:: Data extract ::
☆ ☆ ☆ ☆ ☆
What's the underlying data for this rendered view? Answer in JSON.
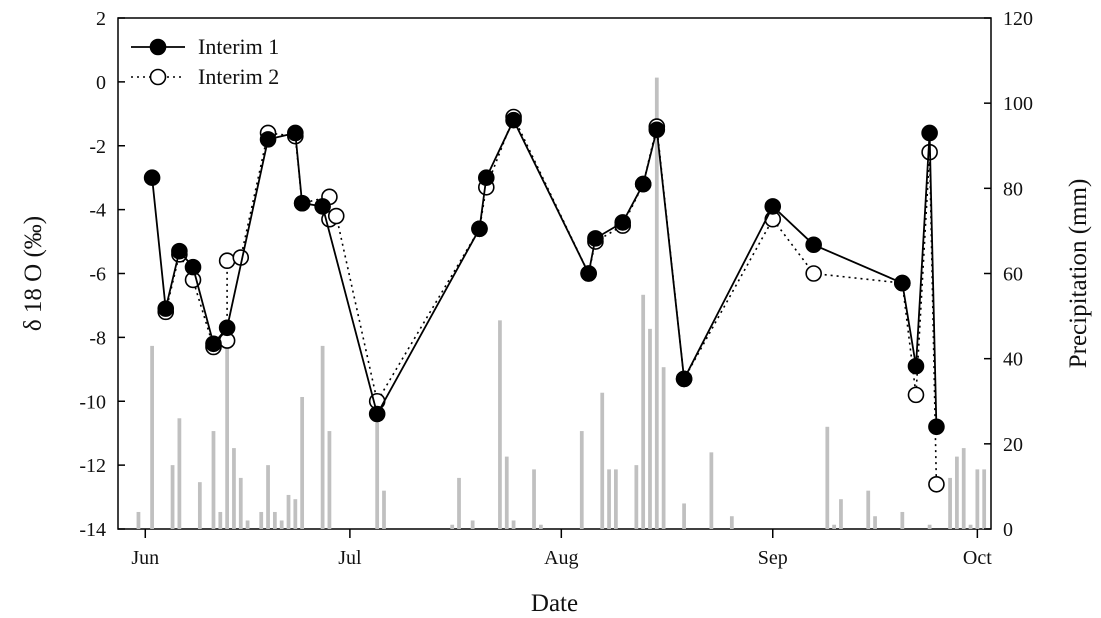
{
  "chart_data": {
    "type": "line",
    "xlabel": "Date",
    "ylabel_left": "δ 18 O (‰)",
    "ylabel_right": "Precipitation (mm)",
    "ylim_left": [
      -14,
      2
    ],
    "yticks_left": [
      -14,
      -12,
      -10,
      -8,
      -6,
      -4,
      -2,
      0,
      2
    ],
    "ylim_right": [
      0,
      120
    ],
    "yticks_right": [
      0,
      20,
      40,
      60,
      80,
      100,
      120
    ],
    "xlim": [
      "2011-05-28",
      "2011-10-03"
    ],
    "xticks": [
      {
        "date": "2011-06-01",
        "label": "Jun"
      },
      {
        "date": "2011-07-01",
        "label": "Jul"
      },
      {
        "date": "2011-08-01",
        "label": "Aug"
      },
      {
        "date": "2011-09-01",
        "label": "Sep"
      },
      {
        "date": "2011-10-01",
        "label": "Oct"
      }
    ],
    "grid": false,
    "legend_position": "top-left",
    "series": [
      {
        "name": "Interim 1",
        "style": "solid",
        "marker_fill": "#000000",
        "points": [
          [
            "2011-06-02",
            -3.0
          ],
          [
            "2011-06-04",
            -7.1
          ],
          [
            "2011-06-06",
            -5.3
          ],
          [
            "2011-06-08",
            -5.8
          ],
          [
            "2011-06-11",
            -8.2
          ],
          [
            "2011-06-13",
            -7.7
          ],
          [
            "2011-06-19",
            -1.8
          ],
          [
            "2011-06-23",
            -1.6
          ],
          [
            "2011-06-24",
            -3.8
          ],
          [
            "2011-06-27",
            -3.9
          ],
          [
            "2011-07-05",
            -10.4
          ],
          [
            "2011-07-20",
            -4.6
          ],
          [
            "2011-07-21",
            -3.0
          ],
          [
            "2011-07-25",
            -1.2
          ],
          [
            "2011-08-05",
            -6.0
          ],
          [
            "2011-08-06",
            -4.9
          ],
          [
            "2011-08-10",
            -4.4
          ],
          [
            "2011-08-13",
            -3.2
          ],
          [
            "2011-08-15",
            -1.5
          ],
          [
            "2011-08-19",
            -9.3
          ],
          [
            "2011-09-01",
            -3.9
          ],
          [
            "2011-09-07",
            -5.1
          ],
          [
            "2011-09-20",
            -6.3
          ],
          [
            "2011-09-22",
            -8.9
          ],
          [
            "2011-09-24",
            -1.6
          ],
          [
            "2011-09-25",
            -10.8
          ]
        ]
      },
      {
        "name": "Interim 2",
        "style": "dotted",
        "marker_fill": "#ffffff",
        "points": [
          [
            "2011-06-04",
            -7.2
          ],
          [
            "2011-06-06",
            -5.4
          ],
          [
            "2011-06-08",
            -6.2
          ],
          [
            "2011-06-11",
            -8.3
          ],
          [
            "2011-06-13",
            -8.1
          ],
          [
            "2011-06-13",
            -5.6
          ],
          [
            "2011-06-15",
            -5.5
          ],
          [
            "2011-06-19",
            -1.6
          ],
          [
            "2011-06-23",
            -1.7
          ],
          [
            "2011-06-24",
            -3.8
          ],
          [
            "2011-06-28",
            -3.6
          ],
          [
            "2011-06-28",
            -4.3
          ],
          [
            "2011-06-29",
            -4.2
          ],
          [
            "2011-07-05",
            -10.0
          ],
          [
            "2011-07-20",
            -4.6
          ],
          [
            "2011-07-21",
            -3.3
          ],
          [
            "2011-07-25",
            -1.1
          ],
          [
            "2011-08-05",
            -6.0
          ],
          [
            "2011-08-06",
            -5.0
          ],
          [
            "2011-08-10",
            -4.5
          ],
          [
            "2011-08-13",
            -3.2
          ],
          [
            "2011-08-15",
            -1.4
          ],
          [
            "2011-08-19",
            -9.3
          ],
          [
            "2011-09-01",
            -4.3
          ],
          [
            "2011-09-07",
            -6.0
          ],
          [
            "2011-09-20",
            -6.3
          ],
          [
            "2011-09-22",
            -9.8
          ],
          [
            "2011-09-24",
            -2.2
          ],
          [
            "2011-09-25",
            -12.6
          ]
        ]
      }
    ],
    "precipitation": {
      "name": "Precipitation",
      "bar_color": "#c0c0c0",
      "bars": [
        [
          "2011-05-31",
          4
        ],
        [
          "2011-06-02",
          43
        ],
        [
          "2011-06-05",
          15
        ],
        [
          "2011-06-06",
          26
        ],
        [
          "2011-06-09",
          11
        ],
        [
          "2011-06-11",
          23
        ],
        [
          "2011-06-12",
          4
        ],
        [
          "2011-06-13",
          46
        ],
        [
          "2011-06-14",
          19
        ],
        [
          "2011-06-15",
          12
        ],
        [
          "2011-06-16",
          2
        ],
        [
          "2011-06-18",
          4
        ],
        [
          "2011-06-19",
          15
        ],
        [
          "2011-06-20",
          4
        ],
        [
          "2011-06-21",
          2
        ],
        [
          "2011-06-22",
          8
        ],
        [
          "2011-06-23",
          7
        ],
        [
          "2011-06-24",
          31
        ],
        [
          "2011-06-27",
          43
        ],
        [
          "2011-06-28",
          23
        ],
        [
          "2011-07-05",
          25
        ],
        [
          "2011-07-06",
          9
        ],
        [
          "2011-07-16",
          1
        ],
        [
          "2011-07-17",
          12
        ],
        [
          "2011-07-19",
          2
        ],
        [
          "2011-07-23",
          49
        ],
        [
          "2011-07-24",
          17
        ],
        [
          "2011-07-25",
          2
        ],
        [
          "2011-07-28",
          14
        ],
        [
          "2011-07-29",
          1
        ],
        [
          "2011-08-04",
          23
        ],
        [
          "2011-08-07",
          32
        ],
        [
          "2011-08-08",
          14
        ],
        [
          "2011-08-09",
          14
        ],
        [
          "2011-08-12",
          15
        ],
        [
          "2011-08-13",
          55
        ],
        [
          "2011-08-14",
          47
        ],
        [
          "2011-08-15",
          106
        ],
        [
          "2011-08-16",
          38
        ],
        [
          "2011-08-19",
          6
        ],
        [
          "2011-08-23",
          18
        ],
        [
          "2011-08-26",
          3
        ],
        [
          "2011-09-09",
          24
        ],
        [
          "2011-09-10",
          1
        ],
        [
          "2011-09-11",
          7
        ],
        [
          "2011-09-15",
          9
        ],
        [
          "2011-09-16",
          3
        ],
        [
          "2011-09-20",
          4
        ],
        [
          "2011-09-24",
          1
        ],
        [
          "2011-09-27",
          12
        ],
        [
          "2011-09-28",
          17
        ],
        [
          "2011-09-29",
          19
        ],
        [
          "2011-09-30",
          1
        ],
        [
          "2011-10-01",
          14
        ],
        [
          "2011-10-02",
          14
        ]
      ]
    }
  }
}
☆ ☆ ☆ ☆ ☆
:: Problem ::
Collect the complete line wherever the string "name" appears in the records.

:: Result of the exercise ::
        "name": "Interim 1",
        "name": "Interim 2",
      "name": "Precipitation",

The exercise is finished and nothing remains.